**TASK BRIEF**
Reproduce all of the data word for word.
Start of DATASET
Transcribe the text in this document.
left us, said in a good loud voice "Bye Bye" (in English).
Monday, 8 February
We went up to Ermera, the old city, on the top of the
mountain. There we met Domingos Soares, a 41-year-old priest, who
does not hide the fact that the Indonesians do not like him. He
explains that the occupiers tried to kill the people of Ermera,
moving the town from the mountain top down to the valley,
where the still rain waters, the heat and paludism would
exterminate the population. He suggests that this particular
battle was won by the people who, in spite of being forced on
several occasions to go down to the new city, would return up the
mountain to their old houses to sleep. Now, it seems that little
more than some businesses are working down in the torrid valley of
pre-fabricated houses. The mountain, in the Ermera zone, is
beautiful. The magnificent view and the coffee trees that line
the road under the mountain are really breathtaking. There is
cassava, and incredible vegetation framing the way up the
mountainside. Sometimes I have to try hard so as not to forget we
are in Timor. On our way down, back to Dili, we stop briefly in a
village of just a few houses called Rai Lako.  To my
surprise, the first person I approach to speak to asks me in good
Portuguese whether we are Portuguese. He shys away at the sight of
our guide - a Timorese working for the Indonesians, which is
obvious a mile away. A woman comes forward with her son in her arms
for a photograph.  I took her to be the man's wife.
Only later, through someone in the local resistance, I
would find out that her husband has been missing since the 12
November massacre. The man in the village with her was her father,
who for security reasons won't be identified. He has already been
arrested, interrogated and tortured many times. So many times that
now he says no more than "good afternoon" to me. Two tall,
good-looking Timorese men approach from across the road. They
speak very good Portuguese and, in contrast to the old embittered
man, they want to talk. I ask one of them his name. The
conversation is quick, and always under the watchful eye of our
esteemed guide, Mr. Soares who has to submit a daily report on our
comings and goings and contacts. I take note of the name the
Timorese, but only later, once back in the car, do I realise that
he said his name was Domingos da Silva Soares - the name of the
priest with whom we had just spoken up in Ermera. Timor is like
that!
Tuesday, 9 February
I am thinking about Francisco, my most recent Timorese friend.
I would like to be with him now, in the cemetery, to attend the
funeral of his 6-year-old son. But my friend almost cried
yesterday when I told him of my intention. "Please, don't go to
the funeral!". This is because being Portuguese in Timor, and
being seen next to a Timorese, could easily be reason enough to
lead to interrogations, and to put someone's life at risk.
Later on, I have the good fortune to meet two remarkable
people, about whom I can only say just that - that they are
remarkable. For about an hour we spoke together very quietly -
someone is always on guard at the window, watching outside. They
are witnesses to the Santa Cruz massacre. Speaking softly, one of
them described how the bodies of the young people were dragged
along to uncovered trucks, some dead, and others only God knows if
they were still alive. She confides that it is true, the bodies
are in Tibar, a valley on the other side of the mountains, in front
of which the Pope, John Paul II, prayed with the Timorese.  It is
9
End of DATASET
**RESULT OF THIS EXERCISE**
Transcribe the text in this document.
left us, said in a good loud voice "Bye Bye" (in English).
Monday, 8 February
We went up to Ermera, the old city, on the top of the
mountain. There we met Domingos Soares, a 41-year-old priest, who
does not hide the fact that the Indonesians do not like him. He
explains that the occupiers tried to kill the people of Ermera,
moving the town from the mountain top down to the valley,
where the still rain waters, the heat and paludism would
exterminate the population. He suggests that this particular
battle was won by the people who, in spite of being forced on
several occasions to go down to the new city, would return up the
mountain to their old houses to sleep. Now, it seems that little
more than some businesses are working down in the torrid valley of
pre-fabricated houses. The mountain, in the Ermera zone, is
beautiful. The magnificent view and the coffee trees that line
the road under the mountain are really breathtaking. There is
cassava, and incredible vegetation framing the way up the
mountainside. Sometimes I have to try hard so as not to forget we
are in Timor. On our way down, back to Dili, we stop briefly in a
village of just a few houses called Rai Lako.  To my
surprise, the first person I approach to speak to asks me in good
Portuguese whether we are Portuguese. He shys away at the sight of
our guide - a Timorese working for the Indonesians, which is
obvious a mile away. A woman comes forward with her son in her arms
for a photograph.  I took her to be the man's wife.
Only later, through someone in the local resistance, I
would find out that her husband has been missing since the 12
November massacre. The man in the village with her was her father,
who for security reasons won't be identified. He has already been
arrested, interrogated and tortured many times. So many times that
now he says no more than "good afternoon" to me. Two tall,
good-looking Timorese men approach from across the road. They
speak very good Portuguese and, in contrast to the old embittered
man, they want to talk. I ask one of them his name. The
conversation is quick, and always under the watchful eye of our
esteemed guide, Mr. Soares who has to submit a daily report on our
comings and goings and contacts. I take note of the name the
Timorese, but only later, once back in the car, do I realise that
he said his name was Domingos da Silva Soares - the name of the
priest with whom we had just spoken up in Ermera. Timor is like
that!
Tuesday, 9 February
I am thinking about Francisco, my most recent Timorese friend.
I would like to be with him now, in the cemetery, to attend the
funeral of his 6-year-old son. But my friend almost cried
yesterday when I told him of my intention. "Please, don't go to
the funeral!". This is because being Portuguese in Timor, and
being seen next to a Timorese, could easily be reason enough to
lead to interrogations, and to put someone's life at risk.
Later on, I have the good fortune to meet two remarkable
people, about whom I can only say just that - that they are
remarkable. For about an hour we spoke together very quietly -
someone is always on guard at the window, watching outside. They
are witnesses to the Santa Cruz massacre. Speaking softly, one of
them described how the bodies of the young people were dragged
along to uncovered trucks, some dead, and others only God knows if
they were still alive. She confides that it is true, the bodies
are in Tibar, a valley on the other side of the mountains, in front
of which the Pope, John Paul II, prayed with the Timorese.  It is
9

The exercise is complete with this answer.